EXERCISE REQUIREMENTS: Copy each of the following rows verbatim, keeping every character.

DATA SHOWN:
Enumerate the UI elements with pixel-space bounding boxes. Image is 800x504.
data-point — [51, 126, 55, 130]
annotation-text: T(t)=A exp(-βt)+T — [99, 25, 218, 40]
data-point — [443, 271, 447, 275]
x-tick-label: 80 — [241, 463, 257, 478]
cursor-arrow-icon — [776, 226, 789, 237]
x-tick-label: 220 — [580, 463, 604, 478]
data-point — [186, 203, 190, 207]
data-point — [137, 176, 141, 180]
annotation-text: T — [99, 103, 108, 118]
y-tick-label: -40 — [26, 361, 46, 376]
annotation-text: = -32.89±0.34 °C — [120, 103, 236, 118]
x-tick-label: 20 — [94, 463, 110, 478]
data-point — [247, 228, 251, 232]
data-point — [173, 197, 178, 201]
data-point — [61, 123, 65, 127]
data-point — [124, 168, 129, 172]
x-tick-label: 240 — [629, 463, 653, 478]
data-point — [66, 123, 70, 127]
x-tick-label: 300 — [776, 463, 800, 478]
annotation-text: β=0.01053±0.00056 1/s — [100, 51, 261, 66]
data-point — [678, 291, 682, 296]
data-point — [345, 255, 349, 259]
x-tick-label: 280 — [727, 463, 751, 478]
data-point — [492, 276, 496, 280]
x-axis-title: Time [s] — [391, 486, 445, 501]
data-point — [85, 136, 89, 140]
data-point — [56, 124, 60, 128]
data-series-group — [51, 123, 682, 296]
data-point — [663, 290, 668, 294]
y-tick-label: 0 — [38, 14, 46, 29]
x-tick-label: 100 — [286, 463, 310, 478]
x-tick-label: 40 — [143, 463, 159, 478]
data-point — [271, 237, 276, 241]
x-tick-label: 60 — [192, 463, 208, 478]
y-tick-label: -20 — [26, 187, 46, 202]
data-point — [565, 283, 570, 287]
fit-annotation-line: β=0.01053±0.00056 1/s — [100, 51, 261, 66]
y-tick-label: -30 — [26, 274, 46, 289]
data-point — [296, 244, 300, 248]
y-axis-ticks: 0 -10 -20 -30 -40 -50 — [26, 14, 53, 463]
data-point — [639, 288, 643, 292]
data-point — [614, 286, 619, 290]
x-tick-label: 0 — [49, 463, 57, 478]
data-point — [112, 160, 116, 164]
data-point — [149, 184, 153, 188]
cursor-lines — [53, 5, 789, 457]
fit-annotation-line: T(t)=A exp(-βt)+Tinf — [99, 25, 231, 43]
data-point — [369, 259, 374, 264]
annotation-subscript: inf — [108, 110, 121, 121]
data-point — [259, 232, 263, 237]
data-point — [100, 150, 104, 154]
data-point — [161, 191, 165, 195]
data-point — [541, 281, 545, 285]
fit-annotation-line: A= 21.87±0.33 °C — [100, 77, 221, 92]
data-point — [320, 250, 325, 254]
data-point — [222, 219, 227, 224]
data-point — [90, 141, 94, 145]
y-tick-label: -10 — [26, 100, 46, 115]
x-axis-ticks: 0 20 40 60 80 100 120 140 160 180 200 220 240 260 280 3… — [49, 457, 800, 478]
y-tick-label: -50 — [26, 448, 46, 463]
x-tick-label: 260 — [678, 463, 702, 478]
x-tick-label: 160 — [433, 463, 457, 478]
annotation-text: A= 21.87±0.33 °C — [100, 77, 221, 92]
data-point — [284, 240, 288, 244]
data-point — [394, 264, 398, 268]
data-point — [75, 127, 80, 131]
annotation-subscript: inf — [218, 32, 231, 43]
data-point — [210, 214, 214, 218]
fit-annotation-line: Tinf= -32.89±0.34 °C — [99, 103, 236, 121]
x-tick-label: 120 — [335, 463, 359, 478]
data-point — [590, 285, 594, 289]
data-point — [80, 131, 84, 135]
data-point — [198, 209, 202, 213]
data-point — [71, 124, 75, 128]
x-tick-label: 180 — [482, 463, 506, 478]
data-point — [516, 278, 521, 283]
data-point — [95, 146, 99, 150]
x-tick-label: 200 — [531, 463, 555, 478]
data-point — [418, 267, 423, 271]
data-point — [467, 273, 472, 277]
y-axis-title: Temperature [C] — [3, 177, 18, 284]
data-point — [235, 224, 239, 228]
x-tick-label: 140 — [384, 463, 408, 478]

SOLUTION FOR THIS TASK:
Enumerate the UI elements with pixel-space bounding boxes. Image is 800x504.
data-point — [51, 126, 55, 130]
annotation-text: T(t)=A exp(-βt)+T — [99, 25, 218, 40]
data-point — [443, 271, 447, 275]
x-tick-label: 80 — [241, 463, 257, 478]
cursor-arrow-icon — [776, 226, 789, 237]
x-tick-label: 220 — [580, 463, 604, 478]
data-point — [186, 203, 190, 207]
data-point — [137, 176, 141, 180]
annotation-text: T — [99, 103, 108, 118]
y-tick-label: -40 — [26, 361, 46, 376]
annotation-text: = -32.89±0.34 °C — [120, 103, 236, 118]
x-tick-label: 20 — [94, 463, 110, 478]
data-point — [247, 228, 251, 232]
data-point — [173, 197, 178, 201]
data-point — [61, 123, 65, 127]
data-point — [124, 168, 129, 172]
x-tick-label: 240 — [629, 463, 653, 478]
data-point — [66, 123, 70, 127]
x-tick-label: 300 — [776, 463, 800, 478]
annotation-text: β=0.01053±0.00056 1/s — [100, 51, 261, 66]
data-point — [678, 291, 682, 296]
data-point — [345, 255, 349, 259]
x-tick-label: 280 — [727, 463, 751, 478]
data-point — [492, 276, 496, 280]
x-axis-title: Time [s] — [391, 486, 445, 501]
data-point — [85, 136, 89, 140]
data-point — [56, 124, 60, 128]
data-series-group — [51, 123, 682, 296]
data-point — [663, 290, 668, 294]
y-tick-label: 0 — [38, 14, 46, 29]
x-tick-label: 100 — [286, 463, 310, 478]
x-tick-label: 40 — [143, 463, 159, 478]
data-point — [271, 237, 276, 241]
x-tick-label: 60 — [192, 463, 208, 478]
y-tick-label: -20 — [26, 187, 46, 202]
data-point — [565, 283, 570, 287]
fit-annotation-line: β=0.01053±0.00056 1/s — [100, 51, 261, 66]
y-tick-label: -30 — [26, 274, 46, 289]
data-point — [296, 244, 300, 248]
y-axis-ticks: 0 -10 -20 -30 -40 -50 — [26, 14, 53, 463]
data-point — [639, 288, 643, 292]
data-point — [614, 286, 619, 290]
x-tick-label: 0 — [49, 463, 57, 478]
data-point — [112, 160, 116, 164]
data-point — [149, 184, 153, 188]
cursor-lines — [53, 5, 789, 457]
fit-annotation-line: T(t)=A exp(-βt)+Tinf — [99, 25, 231, 43]
data-point — [369, 259, 374, 264]
annotation-subscript: inf — [108, 110, 121, 121]
data-point — [259, 232, 263, 237]
data-point — [100, 150, 104, 154]
data-point — [161, 191, 165, 195]
data-point — [541, 281, 545, 285]
fit-annotation-line: A= 21.87±0.33 °C — [100, 77, 221, 92]
data-point — [320, 250, 325, 254]
data-point — [222, 219, 227, 224]
data-point — [90, 141, 94, 145]
y-tick-label: -10 — [26, 100, 46, 115]
x-axis-ticks: 0 20 40 60 80 100 120 140 160 180 200 220 240 260 280 3… — [49, 457, 800, 478]
y-tick-label: -50 — [26, 448, 46, 463]
x-tick-label: 260 — [678, 463, 702, 478]
x-tick-label: 160 — [433, 463, 457, 478]
annotation-text: A= 21.87±0.33 °C — [100, 77, 221, 92]
data-point — [284, 240, 288, 244]
data-point — [394, 264, 398, 268]
data-point — [75, 127, 80, 131]
annotation-subscript: inf — [218, 32, 231, 43]
data-point — [210, 214, 214, 218]
fit-annotation-line: Tinf= -32.89±0.34 °C — [99, 103, 236, 121]
x-tick-label: 120 — [335, 463, 359, 478]
data-point — [590, 285, 594, 289]
data-point — [80, 131, 84, 135]
data-point — [198, 209, 202, 213]
data-point — [71, 124, 75, 128]
x-tick-label: 180 — [482, 463, 506, 478]
data-point — [516, 278, 521, 283]
data-point — [95, 146, 99, 150]
x-tick-label: 200 — [531, 463, 555, 478]
data-point — [418, 267, 423, 271]
data-point — [467, 273, 472, 277]
y-axis-title: Temperature [C] — [3, 177, 18, 284]
data-point — [235, 224, 239, 228]
x-tick-label: 140 — [384, 463, 408, 478]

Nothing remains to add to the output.